Write out every line of the material exactly as it appears.

ROWS:
— BEGIN —

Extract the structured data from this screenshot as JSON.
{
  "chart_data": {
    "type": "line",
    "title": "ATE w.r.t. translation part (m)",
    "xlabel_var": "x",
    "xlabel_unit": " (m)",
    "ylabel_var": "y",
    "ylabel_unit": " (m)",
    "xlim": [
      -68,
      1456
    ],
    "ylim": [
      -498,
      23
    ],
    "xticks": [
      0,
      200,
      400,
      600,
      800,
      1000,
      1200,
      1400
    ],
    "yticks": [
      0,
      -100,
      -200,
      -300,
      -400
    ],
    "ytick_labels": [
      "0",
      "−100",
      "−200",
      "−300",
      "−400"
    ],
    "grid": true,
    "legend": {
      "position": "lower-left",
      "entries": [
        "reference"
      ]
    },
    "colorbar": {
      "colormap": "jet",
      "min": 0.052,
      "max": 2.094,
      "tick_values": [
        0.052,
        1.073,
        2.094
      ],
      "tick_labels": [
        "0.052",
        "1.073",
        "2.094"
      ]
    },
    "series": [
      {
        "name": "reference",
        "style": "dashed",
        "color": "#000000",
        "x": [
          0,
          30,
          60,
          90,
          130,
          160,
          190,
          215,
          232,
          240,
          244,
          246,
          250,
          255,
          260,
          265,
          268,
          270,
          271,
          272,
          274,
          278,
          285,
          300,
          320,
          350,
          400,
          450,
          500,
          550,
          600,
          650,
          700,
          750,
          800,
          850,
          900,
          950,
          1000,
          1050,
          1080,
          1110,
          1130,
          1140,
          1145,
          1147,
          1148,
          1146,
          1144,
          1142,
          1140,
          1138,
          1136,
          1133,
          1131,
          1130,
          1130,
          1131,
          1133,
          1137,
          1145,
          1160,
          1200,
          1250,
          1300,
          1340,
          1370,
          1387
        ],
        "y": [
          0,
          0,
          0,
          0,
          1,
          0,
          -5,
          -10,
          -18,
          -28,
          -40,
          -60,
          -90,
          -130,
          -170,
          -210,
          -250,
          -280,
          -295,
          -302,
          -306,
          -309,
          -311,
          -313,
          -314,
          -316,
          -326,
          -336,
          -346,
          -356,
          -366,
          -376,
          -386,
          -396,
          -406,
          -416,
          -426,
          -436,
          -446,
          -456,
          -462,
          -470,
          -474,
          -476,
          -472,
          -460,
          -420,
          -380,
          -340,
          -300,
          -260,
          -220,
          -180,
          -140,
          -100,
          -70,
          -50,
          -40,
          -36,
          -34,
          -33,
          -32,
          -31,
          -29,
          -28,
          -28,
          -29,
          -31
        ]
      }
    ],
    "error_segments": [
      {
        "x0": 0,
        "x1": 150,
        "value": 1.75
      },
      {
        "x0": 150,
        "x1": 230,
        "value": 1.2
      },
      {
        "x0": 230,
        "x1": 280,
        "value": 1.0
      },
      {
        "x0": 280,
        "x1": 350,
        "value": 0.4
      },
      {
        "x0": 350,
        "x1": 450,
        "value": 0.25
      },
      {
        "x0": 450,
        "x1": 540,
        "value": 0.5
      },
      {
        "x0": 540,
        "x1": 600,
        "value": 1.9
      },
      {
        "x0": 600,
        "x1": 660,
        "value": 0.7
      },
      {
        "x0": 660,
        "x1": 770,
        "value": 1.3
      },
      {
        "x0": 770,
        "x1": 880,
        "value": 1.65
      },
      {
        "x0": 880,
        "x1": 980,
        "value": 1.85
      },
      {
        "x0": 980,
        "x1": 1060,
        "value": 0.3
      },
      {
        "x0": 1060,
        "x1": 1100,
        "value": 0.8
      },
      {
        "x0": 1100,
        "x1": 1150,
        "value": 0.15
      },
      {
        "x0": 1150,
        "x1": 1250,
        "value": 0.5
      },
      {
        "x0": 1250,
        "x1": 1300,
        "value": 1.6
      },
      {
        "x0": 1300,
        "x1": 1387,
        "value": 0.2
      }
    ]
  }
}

— END —

SOLVED EXERCISE:
Extract the structured data from this screenshot as JSON.
{
  "chart_data": {
    "type": "line",
    "title": "ATE w.r.t. translation part (m)",
    "xlabel_var": "x",
    "xlabel_unit": " (m)",
    "ylabel_var": "y",
    "ylabel_unit": " (m)",
    "xlim": [
      -68,
      1456
    ],
    "ylim": [
      -498,
      23
    ],
    "xticks": [
      0,
      200,
      400,
      600,
      800,
      1000,
      1200,
      1400
    ],
    "yticks": [
      0,
      -100,
      -200,
      -300,
      -400
    ],
    "ytick_labels": [
      "0",
      "−100",
      "−200",
      "−300",
      "−400"
    ],
    "grid": true,
    "legend": {
      "position": "lower-left",
      "entries": [
        "reference"
      ]
    },
    "colorbar": {
      "colormap": "jet",
      "min": 0.052,
      "max": 2.094,
      "tick_values": [
        0.052,
        1.073,
        2.094
      ],
      "tick_labels": [
        "0.052",
        "1.073",
        "2.094"
      ]
    },
    "series": [
      {
        "name": "reference",
        "style": "dashed",
        "color": "#000000",
        "x": [
          0,
          30,
          60,
          90,
          130,
          160,
          190,
          215,
          232,
          240,
          244,
          246,
          250,
          255,
          260,
          265,
          268,
          270,
          271,
          272,
          274,
          278,
          285,
          300,
          320,
          350,
          400,
          450,
          500,
          550,
          600,
          650,
          700,
          750,
          800,
          850,
          900,
          950,
          1000,
          1050,
          1080,
          1110,
          1130,
          1140,
          1145,
          1147,
          1148,
          1146,
          1144,
          1142,
          1140,
          1138,
          1136,
          1133,
          1131,
          1130,
          1130,
          1131,
          1133,
          1137,
          1145,
          1160,
          1200,
          1250,
          1300,
          1340,
          1370,
          1387
        ],
        "y": [
          0,
          0,
          0,
          0,
          1,
          0,
          -5,
          -10,
          -18,
          -28,
          -40,
          -60,
          -90,
          -130,
          -170,
          -210,
          -250,
          -280,
          -295,
          -302,
          -306,
          -309,
          -311,
          -313,
          -314,
          -316,
          -326,
          -336,
          -346,
          -356,
          -366,
          -376,
          -386,
          -396,
          -406,
          -416,
          -426,
          -436,
          -446,
          -456,
          -462,
          -470,
          -474,
          -476,
          -472,
          -460,
          -420,
          -380,
          -340,
          -300,
          -260,
          -220,
          -180,
          -140,
          -100,
          -70,
          -50,
          -40,
          -36,
          -34,
          -33,
          -32,
          -31,
          -29,
          -28,
          -28,
          -29,
          -31
        ]
      }
    ],
    "error_segments": [
      {
        "x0": 0,
        "x1": 150,
        "value": 1.75
      },
      {
        "x0": 150,
        "x1": 230,
        "value": 1.2
      },
      {
        "x0": 230,
        "x1": 280,
        "value": 1.0
      },
      {
        "x0": 280,
        "x1": 350,
        "value": 0.4
      },
      {
        "x0": 350,
        "x1": 450,
        "value": 0.25
      },
      {
        "x0": 450,
        "x1": 540,
        "value": 0.5
      },
      {
        "x0": 540,
        "x1": 600,
        "value": 1.9
      },
      {
        "x0": 600,
        "x1": 660,
        "value": 0.7
      },
      {
        "x0": 660,
        "x1": 770,
        "value": 1.3
      },
      {
        "x0": 770,
        "x1": 880,
        "value": 1.65
      },
      {
        "x0": 880,
        "x1": 980,
        "value": 1.85
      },
      {
        "x0": 980,
        "x1": 1060,
        "value": 0.3
      },
      {
        "x0": 1060,
        "x1": 1100,
        "value": 0.8
      },
      {
        "x0": 1100,
        "x1": 1150,
        "value": 0.15
      },
      {
        "x0": 1150,
        "x1": 1250,
        "value": 0.5
      },
      {
        "x0": 1250,
        "x1": 1300,
        "value": 1.6
      },
      {
        "x0": 1300,
        "x1": 1387,
        "value": 0.2
      }
    ]
  }
}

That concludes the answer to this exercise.